Task goal: Copy each of the rows below exactly as it appears, in the same order.

Supplied data:
— START —

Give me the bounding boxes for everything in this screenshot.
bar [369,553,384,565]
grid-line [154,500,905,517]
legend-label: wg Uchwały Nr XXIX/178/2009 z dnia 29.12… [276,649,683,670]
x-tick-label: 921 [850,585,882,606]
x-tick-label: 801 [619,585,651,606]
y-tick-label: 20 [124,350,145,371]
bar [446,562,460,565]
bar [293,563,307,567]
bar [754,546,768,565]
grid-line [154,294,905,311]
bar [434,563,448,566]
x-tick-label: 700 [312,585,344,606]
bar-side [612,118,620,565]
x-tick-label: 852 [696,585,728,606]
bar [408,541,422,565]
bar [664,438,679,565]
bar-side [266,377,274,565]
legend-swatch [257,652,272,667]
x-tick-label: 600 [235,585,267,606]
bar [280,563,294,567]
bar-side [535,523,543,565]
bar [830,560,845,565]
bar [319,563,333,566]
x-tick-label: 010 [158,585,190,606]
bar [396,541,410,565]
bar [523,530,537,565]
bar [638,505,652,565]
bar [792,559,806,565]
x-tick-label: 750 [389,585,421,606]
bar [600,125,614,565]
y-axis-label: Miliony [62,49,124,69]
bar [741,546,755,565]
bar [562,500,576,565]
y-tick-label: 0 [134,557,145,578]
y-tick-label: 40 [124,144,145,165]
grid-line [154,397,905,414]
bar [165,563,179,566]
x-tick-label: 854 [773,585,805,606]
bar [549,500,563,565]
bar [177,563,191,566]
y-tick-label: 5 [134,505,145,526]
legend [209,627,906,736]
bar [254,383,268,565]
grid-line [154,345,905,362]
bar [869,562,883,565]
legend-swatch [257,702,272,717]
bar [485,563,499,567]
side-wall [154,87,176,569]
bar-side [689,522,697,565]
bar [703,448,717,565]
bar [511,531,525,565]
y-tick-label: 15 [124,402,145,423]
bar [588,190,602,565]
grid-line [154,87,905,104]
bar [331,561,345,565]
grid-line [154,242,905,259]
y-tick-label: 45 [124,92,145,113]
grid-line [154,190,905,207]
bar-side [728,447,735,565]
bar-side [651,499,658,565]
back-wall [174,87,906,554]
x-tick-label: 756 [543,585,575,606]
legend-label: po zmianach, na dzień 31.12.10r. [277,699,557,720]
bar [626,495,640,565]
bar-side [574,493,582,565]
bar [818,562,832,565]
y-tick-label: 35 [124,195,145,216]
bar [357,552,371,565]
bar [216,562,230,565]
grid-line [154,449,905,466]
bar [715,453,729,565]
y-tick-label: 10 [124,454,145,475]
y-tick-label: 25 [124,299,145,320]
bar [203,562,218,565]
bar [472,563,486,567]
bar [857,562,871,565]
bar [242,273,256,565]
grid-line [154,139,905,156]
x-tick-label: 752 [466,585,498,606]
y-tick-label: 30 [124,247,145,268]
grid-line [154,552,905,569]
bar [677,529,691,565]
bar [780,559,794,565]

— END —

Solution to this exercise:
Give me the bounding boxes for everything in this screenshot.
bar [369,553,384,565]
grid-line [154,500,905,517]
legend-label: wg Uchwały Nr XXIX/178/2009 z dnia 29.12… [276,649,683,670]
x-tick-label: 921 [850,585,882,606]
x-tick-label: 801 [619,585,651,606]
y-tick-label: 20 [124,350,145,371]
bar [446,562,460,565]
bar [293,563,307,567]
bar [754,546,768,565]
grid-line [154,294,905,311]
bar [434,563,448,566]
x-tick-label: 700 [312,585,344,606]
bar-side [612,118,620,565]
x-tick-label: 852 [696,585,728,606]
bar [408,541,422,565]
bar [664,438,679,565]
bar-side [266,377,274,565]
legend-swatch [257,652,272,667]
x-tick-label: 600 [235,585,267,606]
bar [280,563,294,567]
bar-side [535,523,543,565]
bar [830,560,845,565]
bar [319,563,333,566]
x-tick-label: 010 [158,585,190,606]
bar [396,541,410,565]
bar [523,530,537,565]
bar [638,505,652,565]
bar [792,559,806,565]
x-tick-label: 750 [389,585,421,606]
bar [600,125,614,565]
y-axis-label: Miliony [62,49,124,69]
bar [741,546,755,565]
bar [562,500,576,565]
y-tick-label: 0 [134,557,145,578]
y-tick-label: 40 [124,144,145,165]
grid-line [154,397,905,414]
bar [165,563,179,566]
x-tick-label: 854 [773,585,805,606]
bar [549,500,563,565]
bar [177,563,191,566]
y-tick-label: 5 [134,505,145,526]
legend [209,627,906,736]
bar [254,383,268,565]
grid-line [154,345,905,362]
bar [869,562,883,565]
legend-swatch [257,702,272,717]
bar [485,563,499,567]
side-wall [154,87,176,569]
bar-side [689,522,697,565]
bar [703,448,717,565]
bar [511,531,525,565]
y-tick-label: 15 [124,402,145,423]
bar [588,190,602,565]
grid-line [154,87,905,104]
bar [331,561,345,565]
grid-line [154,242,905,259]
y-tick-label: 45 [124,92,145,113]
grid-line [154,190,905,207]
bar-side [728,447,735,565]
bar-side [651,499,658,565]
back-wall [174,87,906,554]
x-tick-label: 756 [543,585,575,606]
legend-label: po zmianach, na dzień 31.12.10r. [277,699,557,720]
bar [626,495,640,565]
bar-side [574,493,582,565]
bar [818,562,832,565]
y-tick-label: 35 [124,195,145,216]
bar [357,552,371,565]
bar [216,562,230,565]
grid-line [154,449,905,466]
bar [715,453,729,565]
y-tick-label: 10 [124,454,145,475]
y-tick-label: 25 [124,299,145,320]
bar [203,562,218,565]
bar [472,563,486,567]
bar [857,562,871,565]
bar [242,273,256,565]
grid-line [154,139,905,156]
x-tick-label: 752 [466,585,498,606]
y-tick-label: 30 [124,247,145,268]
grid-line [154,552,905,569]
bar [677,529,691,565]
bar [780,559,794,565]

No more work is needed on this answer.